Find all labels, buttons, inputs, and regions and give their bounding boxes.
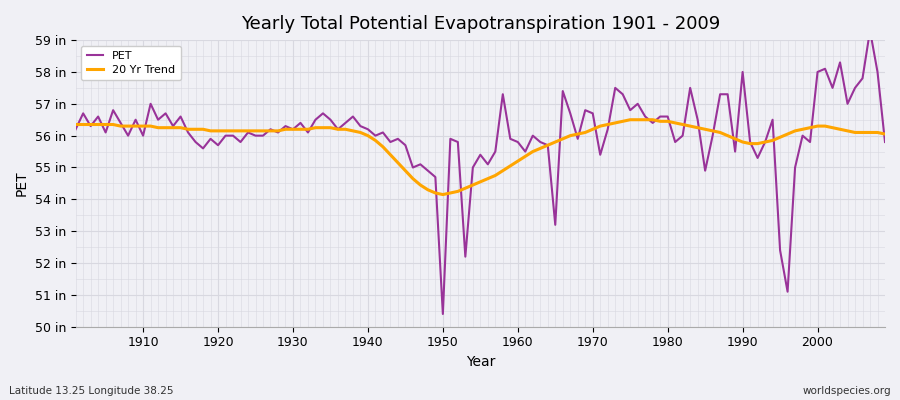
20 Yr Trend (879, 132, 890, 136)
Line: PET: PET (76, 30, 885, 314)
PET (70, 127, 81, 132)
Line: 20 Yr Trend: 20 Yr Trend (76, 120, 885, 194)
20 Yr Trend (520, 154, 531, 159)
PET (295, 120, 306, 125)
Text: Latitude 13.25 Longitude 38.25: Latitude 13.25 Longitude 38.25 (9, 386, 174, 396)
Y-axis label: PET: PET (15, 171, 29, 196)
PET (437, 312, 448, 316)
Text: worldspecies.org: worldspecies.org (803, 386, 891, 396)
PET (879, 140, 890, 144)
20 Yr Trend (340, 127, 351, 132)
X-axis label: Year: Year (465, 355, 495, 369)
20 Yr Trend (512, 159, 523, 164)
PET (520, 149, 531, 154)
PET (512, 140, 523, 144)
20 Yr Trend (295, 127, 306, 132)
Title: Yearly Total Potential Evapotranspiration 1901 - 2009: Yearly Total Potential Evapotranspiratio… (240, 15, 720, 33)
PET (610, 86, 621, 90)
20 Yr Trend (625, 117, 635, 122)
PET (130, 117, 141, 122)
20 Yr Trend (610, 120, 621, 125)
PET (340, 120, 351, 125)
PET (865, 28, 876, 33)
20 Yr Trend (130, 124, 141, 128)
20 Yr Trend (437, 192, 448, 197)
Legend: PET, 20 Yr Trend: PET, 20 Yr Trend (81, 46, 181, 80)
20 Yr Trend (70, 122, 81, 127)
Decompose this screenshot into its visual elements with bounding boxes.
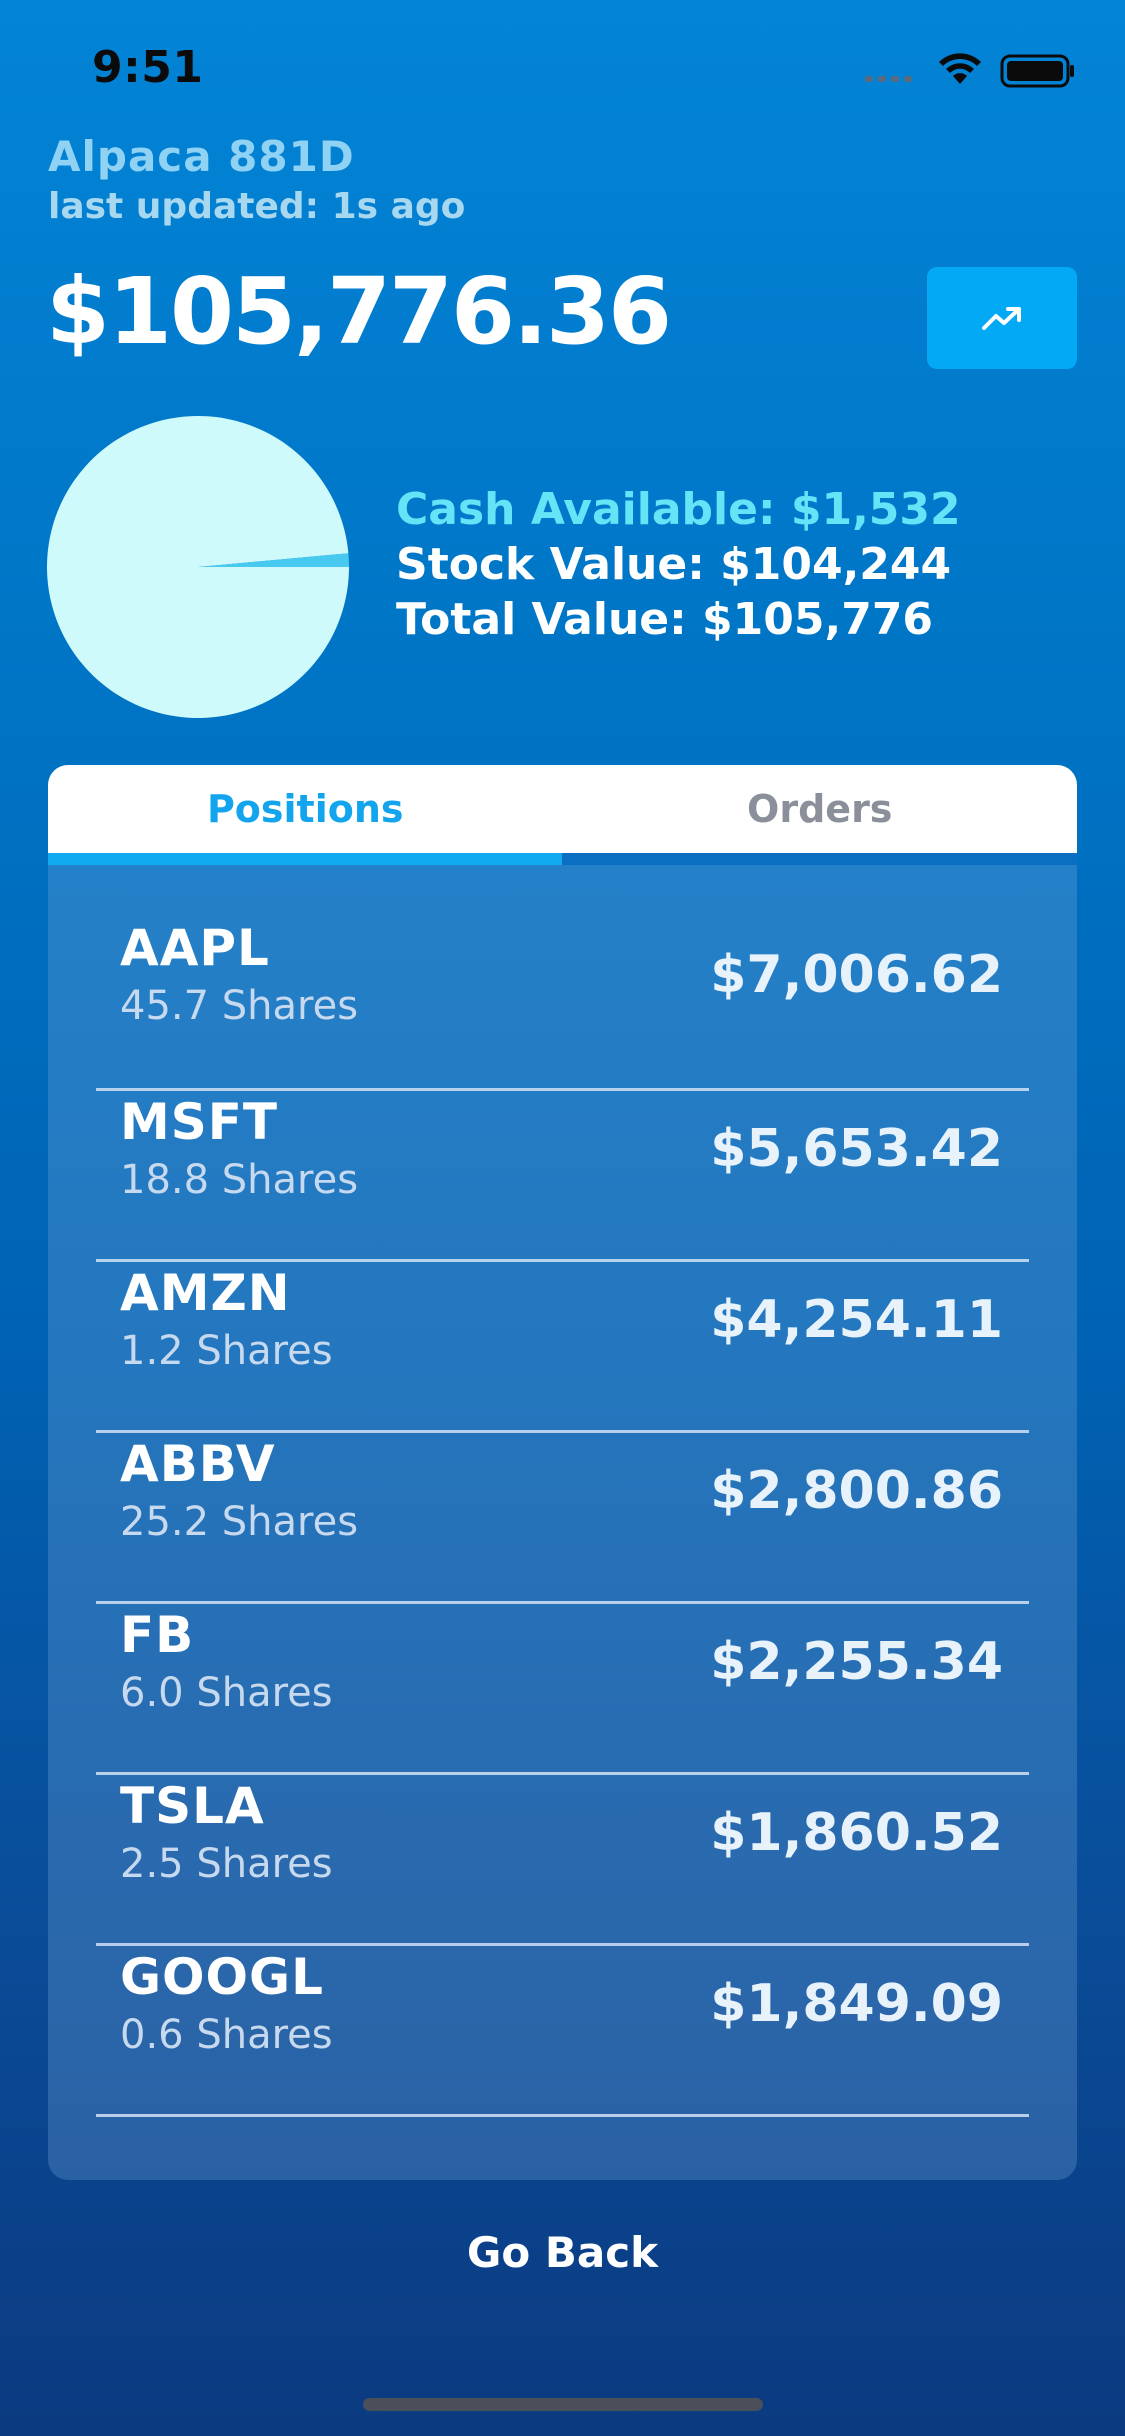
position-value: $2,255.34 [710, 1632, 1003, 1692]
position-symbol: AAPL [120, 919, 270, 977]
last-updated: last updated: 1s ago [48, 186, 466, 227]
go-back-button[interactable]: Go Back [466, 2228, 659, 2277]
balance-summary: Cash Available: $1,532 Stock Value: $104… [396, 482, 961, 647]
position-value: $1,860.52 [710, 1803, 1003, 1863]
position-symbol: TSLA [120, 1777, 265, 1835]
wifi-icon [939, 53, 981, 84]
position-row[interactable]: ABBV 25.2 Shares $2,800.86 [96, 1433, 1029, 1604]
positions-list: AAPL 45.7 Shares $7,006.62 MSFT 18.8 Sha… [96, 917, 1029, 2117]
position-row[interactable]: GOOGL 0.6 Shares $1,849.09 [96, 1946, 1029, 2117]
position-row[interactable]: AAPL 45.7 Shares $7,006.62 [96, 917, 1029, 1091]
home-indicator [363, 2398, 763, 2411]
position-shares: 0.6 Shares [120, 2012, 333, 2058]
tab-positions[interactable]: Positions [206, 787, 404, 831]
position-shares: 25.2 Shares [120, 1499, 359, 1545]
allocation-pie-chart [47, 416, 349, 718]
cash-available: Cash Available: $1,532 [396, 484, 961, 535]
position-symbol: FB [120, 1606, 195, 1664]
position-value: $5,653.42 [710, 1119, 1003, 1179]
position-symbol: MSFT [120, 1093, 279, 1151]
pie-slice-cash [198, 553, 349, 567]
position-row[interactable]: AMZN 1.2 Shares $4,254.11 [96, 1262, 1029, 1433]
position-shares: 2.5 Shares [120, 1841, 333, 1887]
trending-up-icon [982, 307, 1021, 330]
total-value-summary: Total Value: $105,776 [396, 594, 934, 645]
position-row[interactable]: FB 6.0 Shares $2,255.34 [96, 1604, 1029, 1775]
chart-button[interactable] [927, 267, 1077, 369]
tab-indicator-track [48, 853, 1077, 865]
position-shares: 45.7 Shares [120, 983, 359, 1029]
pie-slice-stock [47, 416, 349, 718]
tab-bar: Positions Orders [48, 765, 1077, 853]
position-shares: 1.2 Shares [120, 1328, 333, 1374]
positions-card: Positions Orders AAPL 45.7 Shares $7,006… [48, 765, 1077, 2180]
tab-orders[interactable]: Orders [747, 787, 893, 831]
status-bar: 9:51 [0, 0, 1125, 140]
battery-icon [1000, 54, 1074, 88]
stock-value: Stock Value: $104,244 [396, 539, 952, 590]
position-shares: 6.0 Shares [120, 1670, 333, 1716]
signal-icon [865, 76, 912, 82]
position-symbol: ABBV [120, 1435, 276, 1493]
portfolio-total-value: $105,776.36 [46, 258, 672, 365]
account-name: Alpaca 881D [48, 132, 355, 181]
status-time: 9:51 [92, 42, 204, 93]
position-value: $1,849.09 [710, 1974, 1003, 2034]
position-row[interactable]: MSFT 18.8 Shares $5,653.42 [96, 1091, 1029, 1262]
position-row[interactable]: TSLA 2.5 Shares $1,860.52 [96, 1775, 1029, 1946]
status-icons [865, 50, 1075, 90]
position-symbol: GOOGL [120, 1948, 324, 2006]
position-value: $7,006.62 [710, 945, 1003, 1005]
position-symbol: AMZN [120, 1264, 291, 1322]
position-value: $4,254.11 [710, 1290, 1003, 1350]
tab-indicator [48, 853, 562, 865]
position-value: $2,800.86 [710, 1461, 1003, 1521]
position-shares: 18.8 Shares [120, 1157, 359, 1203]
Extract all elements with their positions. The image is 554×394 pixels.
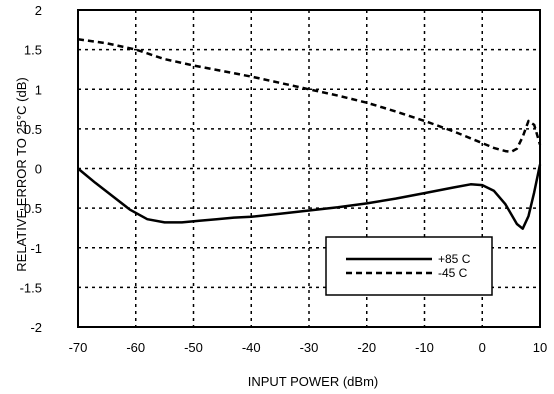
x-tick-label: 0 [479,340,486,355]
x-tick-label: 10 [533,340,547,355]
y-tick-label: 0 [35,162,42,177]
y-tick-label: -0.5 [20,201,42,216]
grid-lines [78,10,540,327]
x-axis-label: INPUT POWER (dBm) [248,374,379,389]
y-tick-label: -1.5 [20,280,42,295]
x-tick-labels: -70 -60 -50 -40 -30 -20 -10 0 10 [69,340,548,355]
y-tick-label: -1 [30,241,42,256]
legend-label: -45 C [438,266,468,280]
y-tick-label: 1.5 [24,43,42,58]
x-tick-label: -50 [184,340,203,355]
y-tick-label: -2 [30,320,42,335]
series-lines [77,38,542,230]
y-tick-label: 1 [35,82,42,97]
y-tick-label: 0.5 [24,122,42,137]
y-tick-label: 2 [35,3,42,18]
legend-box [325,236,493,296]
series-line [77,164,542,230]
legend: +85 C-45 C [325,236,493,296]
plot-frame [77,9,541,328]
y-axis-label: RELATIVE ERROR TO 25°C (dB) [14,77,29,271]
x-tick-label: -40 [242,340,261,355]
x-tick-label: -70 [69,340,88,355]
x-tick-label: -60 [126,340,145,355]
x-tick-label: -30 [300,340,319,355]
x-tick-label: -20 [357,340,376,355]
y-tick-labels: 2 1.5 1 0.5 0 -0.5 -1 -1.5 -2 [20,3,42,335]
legend-label: +85 C [438,252,471,266]
x-tick-label: -10 [415,340,434,355]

________________

Work to complete: Copy every line of the material above character for character, leaving out the pictures.

Problem solution:
Find all labels, buttons, inputs, and regions and give their bounding boxes.
20 Yr Trend (879, 132, 890, 136)
Line: PET: PET (76, 30, 885, 314)
PET (70, 127, 81, 132)
Line: 20 Yr Trend: 20 Yr Trend (76, 120, 885, 194)
20 Yr Trend (520, 154, 531, 159)
PET (295, 120, 306, 125)
Text: Latitude 13.25 Longitude 38.25: Latitude 13.25 Longitude 38.25 (9, 386, 174, 396)
Y-axis label: PET: PET (15, 171, 29, 196)
PET (437, 312, 448, 316)
Text: worldspecies.org: worldspecies.org (803, 386, 891, 396)
PET (879, 140, 890, 144)
20 Yr Trend (340, 127, 351, 132)
X-axis label: Year: Year (465, 355, 495, 369)
20 Yr Trend (512, 159, 523, 164)
PET (520, 149, 531, 154)
PET (512, 140, 523, 144)
20 Yr Trend (295, 127, 306, 132)
Title: Yearly Total Potential Evapotranspiration 1901 - 2009: Yearly Total Potential Evapotranspiratio… (240, 15, 720, 33)
PET (610, 86, 621, 90)
20 Yr Trend (625, 117, 635, 122)
PET (130, 117, 141, 122)
20 Yr Trend (610, 120, 621, 125)
PET (340, 120, 351, 125)
PET (865, 28, 876, 33)
20 Yr Trend (130, 124, 141, 128)
20 Yr Trend (437, 192, 448, 197)
Legend: PET, 20 Yr Trend: PET, 20 Yr Trend (81, 46, 181, 80)
20 Yr Trend (70, 122, 81, 127)
Decompose this screenshot into its visual elements with bounding boxes.
position-value: $2,255.34 [710, 1632, 1003, 1692]
position-symbol: AAPL [120, 919, 270, 977]
last-updated: last updated: 1s ago [48, 186, 466, 227]
go-back-button[interactable]: Go Back [466, 2228, 659, 2277]
balance-summary: Cash Available: $1,532 Stock Value: $104… [396, 482, 961, 647]
position-value: $1,860.52 [710, 1803, 1003, 1863]
position-symbol: TSLA [120, 1777, 265, 1835]
wifi-icon [939, 53, 981, 84]
position-row[interactable]: ABBV 25.2 Shares $2,800.86 [96, 1433, 1029, 1604]
positions-list: AAPL 45.7 Shares $7,006.62 MSFT 18.8 Sha… [96, 917, 1029, 2117]
position-row[interactable]: GOOGL 0.6 Shares $1,849.09 [96, 1946, 1029, 2117]
position-row[interactable]: AAPL 45.7 Shares $7,006.62 [96, 917, 1029, 1091]
home-indicator [363, 2398, 763, 2411]
position-shares: 0.6 Shares [120, 2012, 333, 2058]
tab-positions[interactable]: Positions [206, 787, 404, 831]
position-shares: 25.2 Shares [120, 1499, 359, 1545]
allocation-pie-chart [47, 416, 349, 718]
cash-available: Cash Available: $1,532 [396, 484, 961, 535]
position-symbol: FB [120, 1606, 195, 1664]
position-value: $5,653.42 [710, 1119, 1003, 1179]
position-symbol: MSFT [120, 1093, 279, 1151]
pie-slice-cash [198, 553, 349, 567]
position-row[interactable]: AMZN 1.2 Shares $4,254.11 [96, 1262, 1029, 1433]
position-shares: 2.5 Shares [120, 1841, 333, 1887]
trending-up-icon [982, 307, 1021, 330]
total-value-summary: Total Value: $105,776 [396, 594, 934, 645]
position-row[interactable]: FB 6.0 Shares $2,255.34 [96, 1604, 1029, 1775]
chart-button[interactable] [927, 267, 1077, 369]
tab-indicator-track [48, 853, 1077, 865]
position-shares: 45.7 Shares [120, 983, 359, 1029]
pie-slice-stock [47, 416, 349, 718]
tab-bar: Positions Orders [48, 765, 1077, 853]
position-shares: 1.2 Shares [120, 1328, 333, 1374]
positions-card: Positions Orders AAPL 45.7 Shares $7,006… [48, 765, 1077, 2180]
tab-orders[interactable]: Orders [747, 787, 893, 831]
status-bar: 9:51 [0, 0, 1125, 140]
battery-icon [1000, 54, 1074, 88]
stock-value: Stock Value: $104,244 [396, 539, 952, 590]
position-shares: 6.0 Shares [120, 1670, 333, 1716]
signal-icon [865, 76, 912, 82]
position-symbol: ABBV [120, 1435, 276, 1493]
portfolio-total-value: $105,776.36 [46, 258, 672, 365]
account-name: Alpaca 881D [48, 132, 355, 181]
status-time: 9:51 [92, 42, 204, 93]
position-value: $1,849.09 [710, 1974, 1003, 2034]
position-row[interactable]: MSFT 18.8 Shares $5,653.42 [96, 1091, 1029, 1262]
position-row[interactable]: TSLA 2.5 Shares $1,860.52 [96, 1775, 1029, 1946]
status-icons [865, 50, 1075, 90]
position-symbol: GOOGL [120, 1948, 324, 2006]
position-value: $7,006.62 [710, 945, 1003, 1005]
position-symbol: AMZN [120, 1264, 291, 1322]
position-value: $4,254.11 [710, 1290, 1003, 1350]
tab-indicator [48, 853, 562, 865]
position-value: $2,800.86 [710, 1461, 1003, 1521]
position-shares: 18.8 Shares [120, 1157, 359, 1203]
Extract all elements with their positions. The image is 554×394 pixels.
x-tick-label: 0 [479,340,486,355]
x-tick-label: 10 [533,340,547,355]
y-tick-label: 0 [35,162,42,177]
y-tick-label: -0.5 [20,201,42,216]
grid-lines [78,10,540,327]
x-axis-label: INPUT POWER (dBm) [248,374,379,389]
y-tick-label: -1.5 [20,280,42,295]
x-tick-labels: -70 -60 -50 -40 -30 -20 -10 0 10 [69,340,548,355]
y-tick-label: -1 [30,241,42,256]
legend-label: -45 C [438,266,468,280]
y-tick-label: 1.5 [24,43,42,58]
x-tick-label: -50 [184,340,203,355]
y-tick-label: -2 [30,320,42,335]
series-lines [77,38,542,230]
y-tick-label: 1 [35,82,42,97]
y-tick-label: 0.5 [24,122,42,137]
y-tick-label: 2 [35,3,42,18]
legend-box [325,236,493,296]
series-line [77,164,542,230]
legend: +85 C-45 C [325,236,493,296]
plot-frame [77,9,541,328]
y-axis-label: RELATIVE ERROR TO 25°C (dB) [14,77,29,271]
x-tick-label: -40 [242,340,261,355]
x-tick-label: -70 [69,340,88,355]
x-tick-label: -60 [126,340,145,355]
x-tick-label: -30 [300,340,319,355]
x-tick-label: -20 [357,340,376,355]
y-tick-labels: 2 1.5 1 0.5 0 -0.5 -1 -1.5 -2 [20,3,42,335]
legend-label: +85 C [438,252,471,266]
x-tick-label: -10 [415,340,434,355]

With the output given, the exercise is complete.